Exercise task: Print all of the lines exactly. Any picture among them stays out.

[Data entries]

::::::::::

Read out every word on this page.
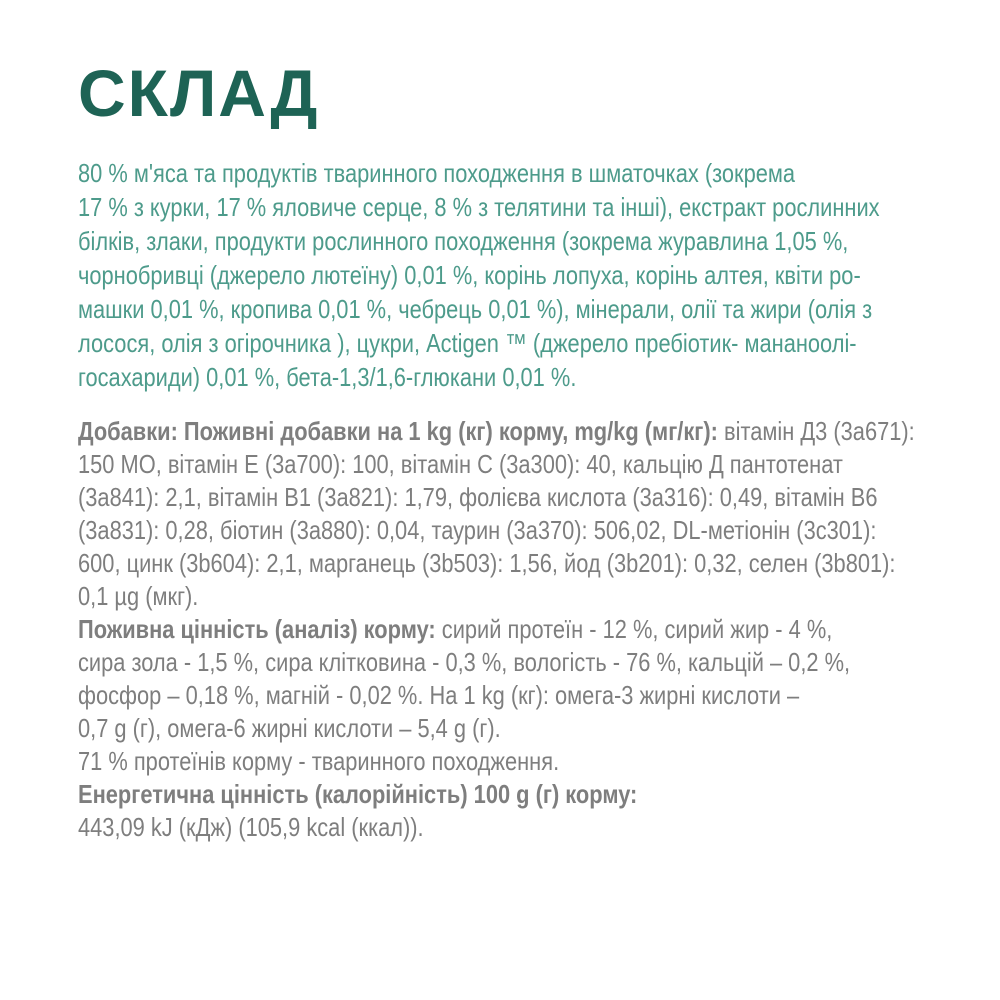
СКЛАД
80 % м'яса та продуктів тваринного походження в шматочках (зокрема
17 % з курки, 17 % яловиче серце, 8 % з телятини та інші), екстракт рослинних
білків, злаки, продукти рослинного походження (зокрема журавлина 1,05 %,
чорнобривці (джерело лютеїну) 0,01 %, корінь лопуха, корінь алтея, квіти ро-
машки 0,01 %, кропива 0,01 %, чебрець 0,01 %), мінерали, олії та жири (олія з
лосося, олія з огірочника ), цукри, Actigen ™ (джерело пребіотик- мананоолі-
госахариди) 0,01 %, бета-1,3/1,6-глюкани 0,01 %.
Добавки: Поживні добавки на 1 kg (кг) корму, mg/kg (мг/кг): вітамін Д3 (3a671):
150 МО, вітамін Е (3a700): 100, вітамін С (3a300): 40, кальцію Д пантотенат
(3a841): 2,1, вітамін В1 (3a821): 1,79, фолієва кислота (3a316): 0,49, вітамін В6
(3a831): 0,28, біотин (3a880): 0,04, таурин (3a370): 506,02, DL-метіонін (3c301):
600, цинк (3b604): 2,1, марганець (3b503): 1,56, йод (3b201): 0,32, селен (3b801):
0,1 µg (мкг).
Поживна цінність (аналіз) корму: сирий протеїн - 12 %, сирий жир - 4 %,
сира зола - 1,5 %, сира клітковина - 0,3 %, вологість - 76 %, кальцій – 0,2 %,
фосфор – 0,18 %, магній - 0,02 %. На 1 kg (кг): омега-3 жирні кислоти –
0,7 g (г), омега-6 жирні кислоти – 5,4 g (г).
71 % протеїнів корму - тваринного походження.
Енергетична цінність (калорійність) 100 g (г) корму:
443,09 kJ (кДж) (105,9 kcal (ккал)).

::::::::::

Task output:
Read out every word on this page.
СКЛАД
80 % м'яса та продуктів тваринного походження в шматочках (зокрема
17 % з курки, 17 % яловиче серце, 8 % з телятини та інші), екстракт рослинних
білків, злаки, продукти рослинного походження (зокрема журавлина 1,05 %,
чорнобривці (джерело лютеїну) 0,01 %, корінь лопуха, корінь алтея, квіти ро-
машки 0,01 %, кропива 0,01 %, чебрець 0,01 %), мінерали, олії та жири (олія з
лосося, олія з огірочника ), цукри, Actigen ™ (джерело пребіотик- мананоолі-
госахариди) 0,01 %, бета-1,3/1,6-глюкани 0,01 %.
Добавки: Поживні добавки на 1 kg (кг) корму, mg/kg (мг/кг): вітамін Д3 (3a671):
150 МО, вітамін Е (3a700): 100, вітамін С (3a300): 40, кальцію Д пантотенат
(3a841): 2,1, вітамін В1 (3a821): 1,79, фолієва кислота (3a316): 0,49, вітамін В6
(3a831): 0,28, біотин (3a880): 0,04, таурин (3a370): 506,02, DL-метіонін (3c301):
600, цинк (3b604): 2,1, марганець (3b503): 1,56, йод (3b201): 0,32, селен (3b801):
0,1 µg (мкг).
Поживна цінність (аналіз) корму: сирий протеїн - 12 %, сирий жир - 4 %,
сира зола - 1,5 %, сира клітковина - 0,3 %, вологість - 76 %, кальцій – 0,2 %,
фосфор – 0,18 %, магній - 0,02 %. На 1 kg (кг): омега-3 жирні кислоти –
0,7 g (г), омега-6 жирні кислоти – 5,4 g (г).
71 % протеїнів корму - тваринного походження.
Енергетична цінність (калорійність) 100 g (г) корму:
443,09 kJ (кДж) (105,9 kcal (ккал)).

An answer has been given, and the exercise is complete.